(Collection entries)
──────────────────────────────
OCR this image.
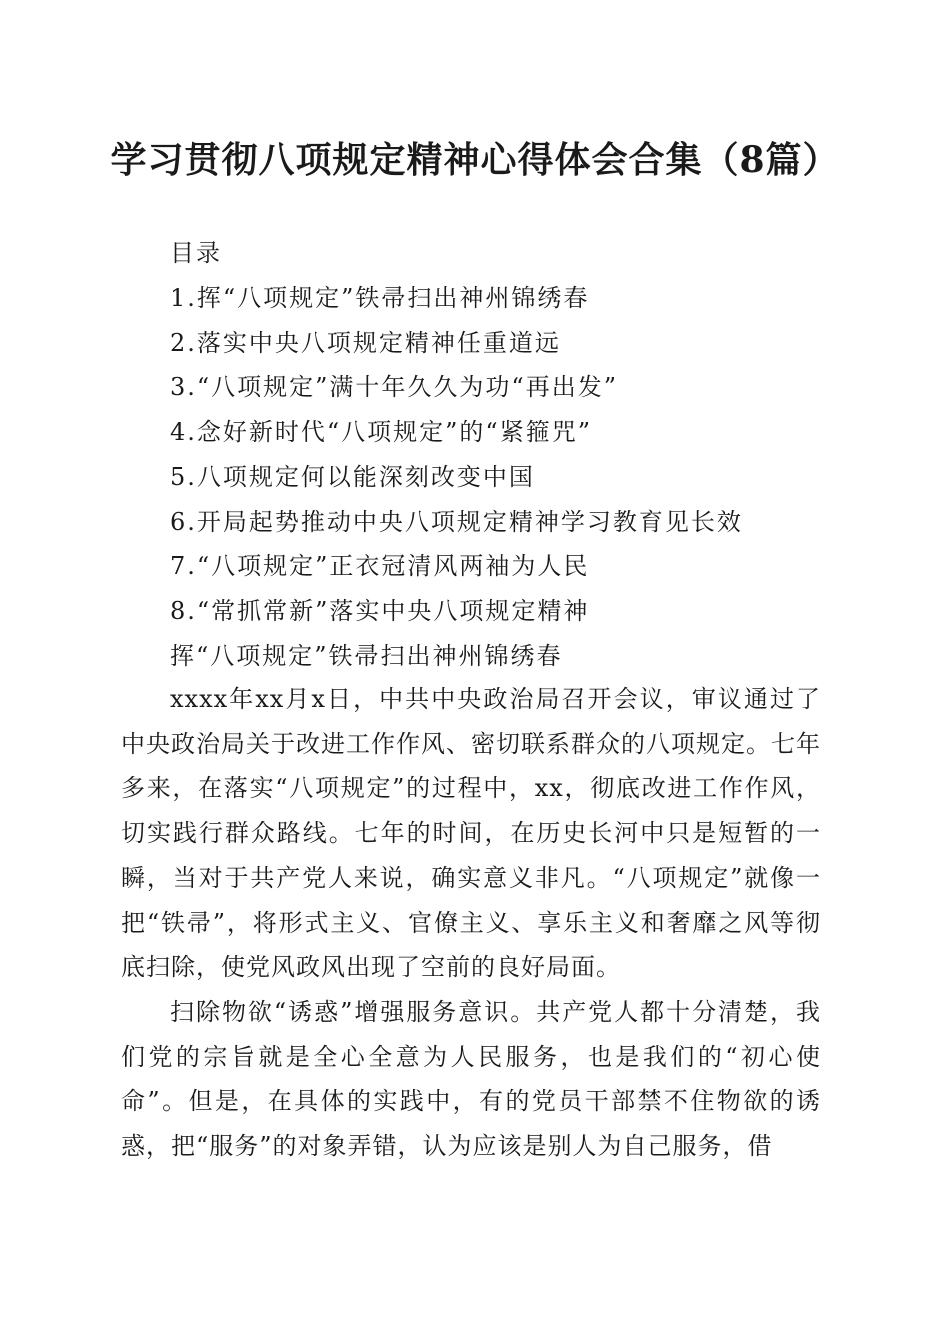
学习贯彻八项规定精神心得体会合集（8篇）
目录
1.挥“八项规定”铁帚扫出神州锦绣春
2.落实中央八项规定精神任重道远
3.“八项规定”满十年久久为功“再出发”
4.念好新时代“八项规定”的“紧箍咒”
5.八项规定何以能深刻改变中国
6.开局起势推动中央八项规定精神学习教育见长效
7.“八项规定”正衣冠清风两袖为人民
8.“常抓常新”落实中央八项规定精神
挥“八项规定”铁帚扫出神州锦绣春

xxxx年xx月x日，中共中央政治局召开会议，审议通过了中央政治局关于改进工作作风、密切联系群众的八项规定。七年多来，在落实“八项规定”的过程中，xx，彻底改进工作作风，切实践行群众路线。七年的时间，在历史长河中只是短暂的一瞬，当对于共产党人来说，确实意义非凡。“八项规定”就像一把“铁帚”，将形式主义、官僚主义、享乐主义和奢靡之风等彻底扫除，使党风政风出现了空前的良好局面。

扫除物欲“诱惑”增强服务意识。共产党人都十分清楚，我们党的宗旨就是全心全意为人民服务，也是我们的“初心使命”。但是，在具体的实践中，有的党员干部禁不住物欲的诱惑，把“服务”的对象弄错，认为应该是别人为自己服务，借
──────────────────────────────
- Exercise:
Every record above should come back exactly, but without its pictures.

- Response for this exercise:
OCR this image.
学习贯彻八项规定精神心得体会合集（8篇）
目录
1.挥“八项规定”铁帚扫出神州锦绣春
2.落实中央八项规定精神任重道远
3.“八项规定”满十年久久为功“再出发”
4.念好新时代“八项规定”的“紧箍咒”
5.八项规定何以能深刻改变中国
6.开局起势推动中央八项规定精神学习教育见长效
7.“八项规定”正衣冠清风两袖为人民
8.“常抓常新”落实中央八项规定精神
挥“八项规定”铁帚扫出神州锦绣春

xxxx年xx月x日，中共中央政治局召开会议，审议通过了中央政治局关于改进工作作风、密切联系群众的八项规定。七年多来，在落实“八项规定”的过程中，xx，彻底改进工作作风，切实践行群众路线。七年的时间，在历史长河中只是短暂的一瞬，当对于共产党人来说，确实意义非凡。“八项规定”就像一把“铁帚”，将形式主义、官僚主义、享乐主义和奢靡之风等彻底扫除，使党风政风出现了空前的良好局面。

扫除物欲“诱惑”增强服务意识。共产党人都十分清楚，我们党的宗旨就是全心全意为人民服务，也是我们的“初心使命”。但是，在具体的实践中，有的党员干部禁不住物欲的诱惑，把“服务”的对象弄错，认为应该是别人为自己服务，借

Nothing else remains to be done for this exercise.